OBJECTIVE
Write only the number of lines holding the string "title".

Start THE DATA

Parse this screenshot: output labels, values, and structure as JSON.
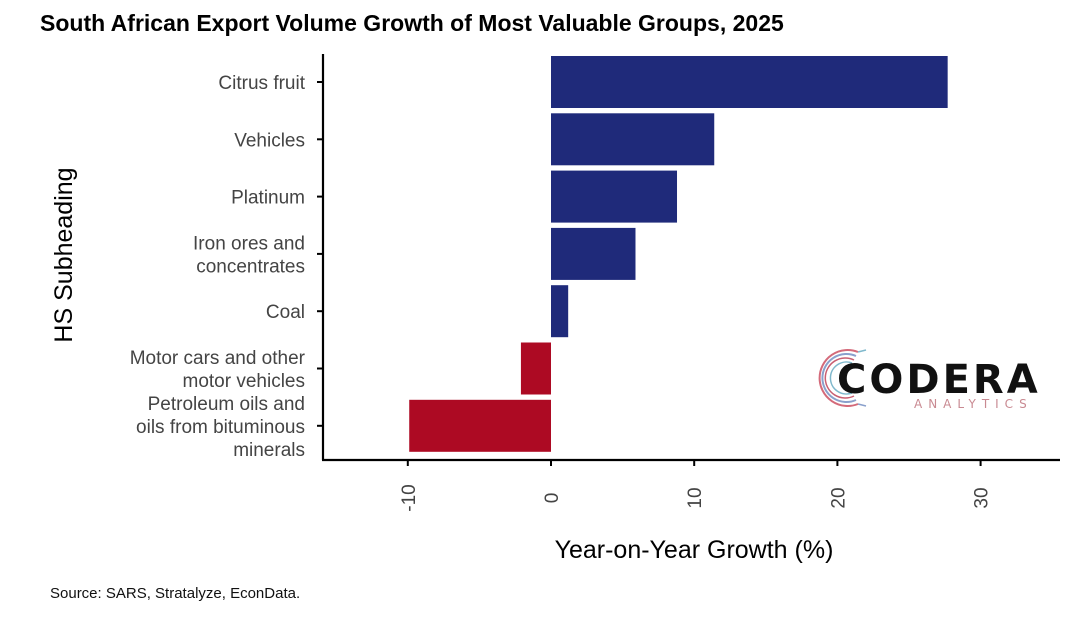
{
  "chart_data": {
    "type": "bar",
    "orientation": "horizontal",
    "title": "South African Export Volume Growth of Most Valuable Groups, 2025",
    "xlabel": "Year-on-Year Growth (%)",
    "ylabel": "HS Subheading",
    "xlim": [
      -15,
      35
    ],
    "xticks": [
      -10,
      0,
      10,
      20,
      30
    ],
    "xtick_labels": [
      "-10",
      "0",
      "10",
      "20",
      "30"
    ],
    "grid": false,
    "categories": [
      [
        "Citrus fruit"
      ],
      [
        "Vehicles"
      ],
      [
        "Platinum"
      ],
      [
        "Iron ores and",
        "concentrates"
      ],
      [
        "Coal"
      ],
      [
        "Motor cars and other",
        "motor vehicles"
      ],
      [
        "Petroleum oils and",
        "oils from bituminous",
        "minerals"
      ]
    ],
    "values": [
      27.7,
      11.4,
      8.8,
      5.9,
      1.2,
      -2.1,
      -9.9
    ],
    "colors": {
      "positive": "#1f2a7a",
      "negative": "#ad0a23"
    },
    "source": "Source: SARS, Stratalyze, EconData."
  },
  "logo": {
    "name": "CODERA",
    "sub": "ANALYTICS"
  }
}
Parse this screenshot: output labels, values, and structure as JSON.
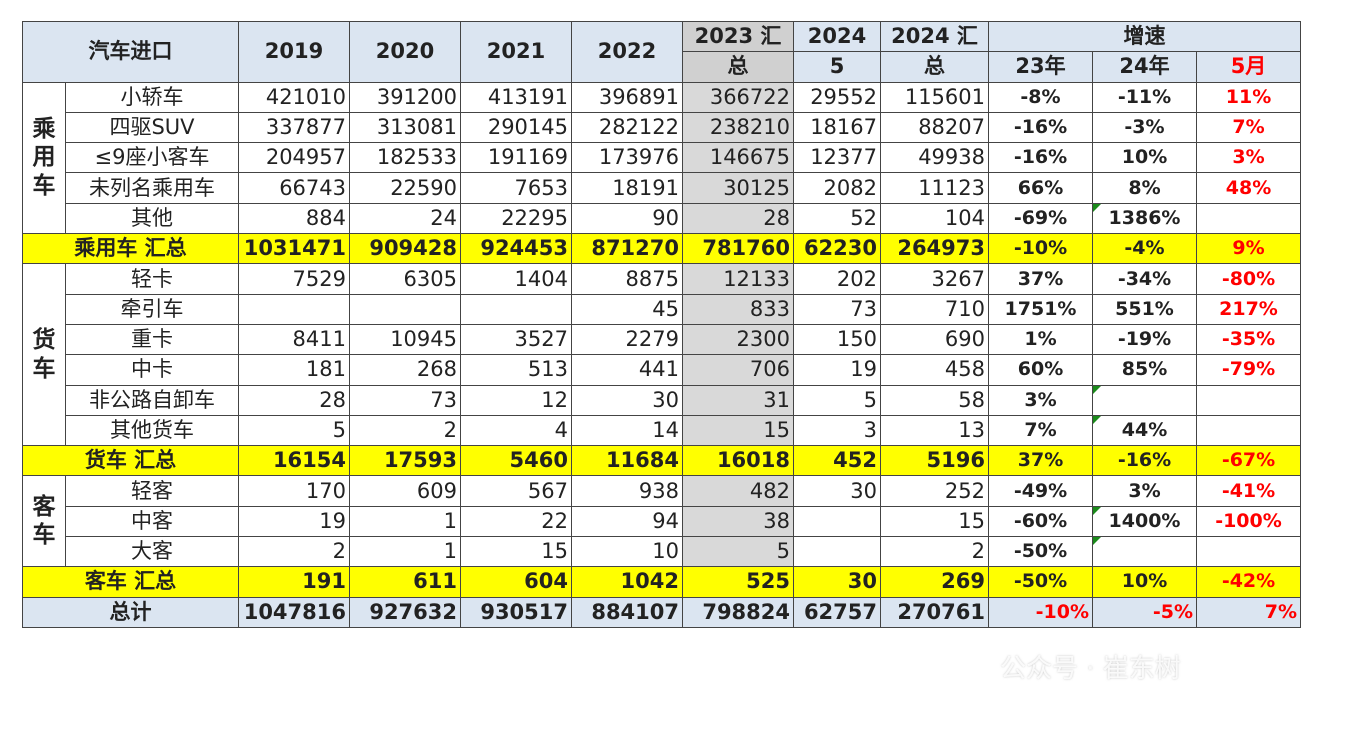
{
  "header": {
    "title": "汽车进口",
    "years": [
      "2019",
      "2020",
      "2021",
      "2022"
    ],
    "y2023_line1": "2023 汇",
    "y2023_line2": "总",
    "m2024_line1": "2024",
    "m2024_line2": "5",
    "y2024_line1": "2024 汇",
    "y2024_line2": "总",
    "growth": "增速",
    "growth_cols": [
      "23年",
      "24年",
      "5月"
    ]
  },
  "groups": [
    {
      "category": "乘用车",
      "rows": [
        {
          "label": "小轿车",
          "values": [
            "421010",
            "391200",
            "413191",
            "396891",
            "366722",
            "29552",
            "115601"
          ],
          "g23": "-8%",
          "g24": "-11%",
          "g5": "11%"
        },
        {
          "label": "四驱SUV",
          "values": [
            "337877",
            "313081",
            "290145",
            "282122",
            "238210",
            "18167",
            "88207"
          ],
          "g23": "-16%",
          "g24": "-3%",
          "g5": "7%"
        },
        {
          "label": "≤9座小客车",
          "values": [
            "204957",
            "182533",
            "191169",
            "173976",
            "146675",
            "12377",
            "49938"
          ],
          "g23": "-16%",
          "g24": "10%",
          "g5": "3%"
        },
        {
          "label": "未列名乘用车",
          "values": [
            "66743",
            "22590",
            "7653",
            "18191",
            "30125",
            "2082",
            "11123"
          ],
          "g23": "66%",
          "g24": "8%",
          "g5": "48%"
        },
        {
          "label": "其他",
          "values": [
            "884",
            "24",
            "22295",
            "90",
            "28",
            "52",
            "104"
          ],
          "g23": "-69%",
          "g24": "1386%",
          "g5": ""
        }
      ],
      "subtotal": {
        "label": "乘用车 汇总",
        "values": [
          "1031471",
          "909428",
          "924453",
          "871270",
          "781760",
          "62230",
          "264973"
        ],
        "g23": "-10%",
        "g24": "-4%",
        "g5": "9%"
      }
    },
    {
      "category": "货车",
      "rows": [
        {
          "label": "轻卡",
          "values": [
            "7529",
            "6305",
            "1404",
            "8875",
            "12133",
            "202",
            "3267"
          ],
          "g23": "37%",
          "g24": "-34%",
          "g5": "-80%"
        },
        {
          "label": "牵引车",
          "values": [
            "",
            "",
            "",
            "45",
            "833",
            "73",
            "710"
          ],
          "g23": "1751%",
          "g24": "551%",
          "g5": "217%"
        },
        {
          "label": "重卡",
          "values": [
            "8411",
            "10945",
            "3527",
            "2279",
            "2300",
            "150",
            "690"
          ],
          "g23": "1%",
          "g24": "-19%",
          "g5": "-35%"
        },
        {
          "label": "中卡",
          "values": [
            "181",
            "268",
            "513",
            "441",
            "706",
            "19",
            "458"
          ],
          "g23": "60%",
          "g24": "85%",
          "g5": "-79%"
        },
        {
          "label": "非公路自卸车",
          "values": [
            "28",
            "73",
            "12",
            "30",
            "31",
            "5",
            "58"
          ],
          "g23": "3%",
          "g24": "",
          "g5": ""
        },
        {
          "label": "其他货车",
          "values": [
            "5",
            "2",
            "4",
            "14",
            "15",
            "3",
            "13"
          ],
          "g23": "7%",
          "g24": "44%",
          "g5": ""
        }
      ],
      "subtotal": {
        "label": "货车 汇总",
        "values": [
          "16154",
          "17593",
          "5460",
          "11684",
          "16018",
          "452",
          "5196"
        ],
        "g23": "37%",
        "g24": "-16%",
        "g5": "-67%"
      }
    },
    {
      "category": "客车",
      "rows": [
        {
          "label": "轻客",
          "values": [
            "170",
            "609",
            "567",
            "938",
            "482",
            "30",
            "252"
          ],
          "g23": "-49%",
          "g24": "3%",
          "g5": "-41%"
        },
        {
          "label": "中客",
          "values": [
            "19",
            "1",
            "22",
            "94",
            "38",
            "",
            "15"
          ],
          "g23": "-60%",
          "g24": "1400%",
          "g5": "-100%"
        },
        {
          "label": "大客",
          "values": [
            "2",
            "1",
            "15",
            "10",
            "5",
            "",
            "2"
          ],
          "g23": "-50%",
          "g24": "",
          "g5": ""
        }
      ],
      "subtotal": {
        "label": "客车 汇总",
        "values": [
          "191",
          "611",
          "604",
          "1042",
          "525",
          "30",
          "269"
        ],
        "g23": "-50%",
        "g24": "10%",
        "g5": "-42%"
      }
    }
  ],
  "total": {
    "label": "总计",
    "values": [
      "1047816",
      "927632",
      "930517",
      "884107",
      "798824",
      "62757",
      "270761"
    ],
    "g23": "-10%",
    "g24": "-5%",
    "g5": "7%"
  },
  "watermark": "公众号 · 崔东树",
  "colors": {
    "header_bg": "#dbe5f1",
    "subtotal_bg": "#ffff00",
    "col2023_bg": "#d9d9d9",
    "negative_accent": "#ff0000"
  }
}
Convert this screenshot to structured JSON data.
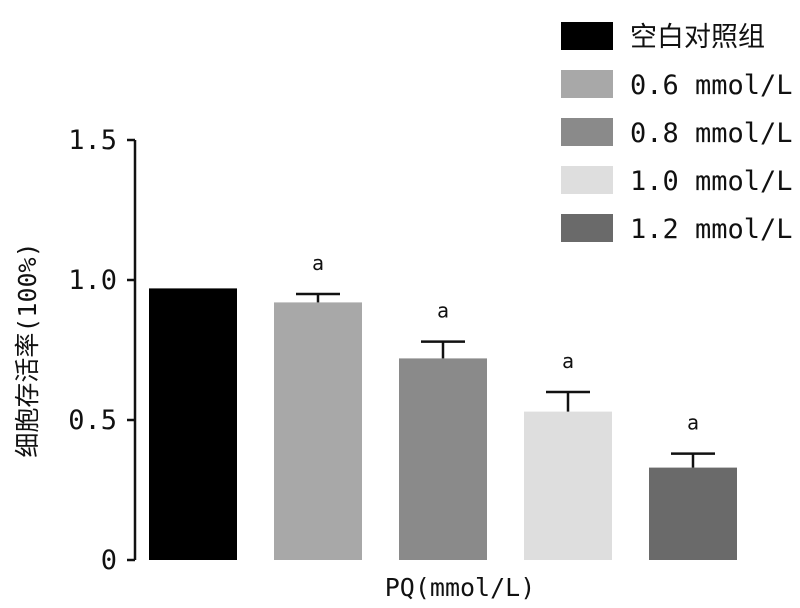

End THE DATA

ANSWER TO THE TASK
2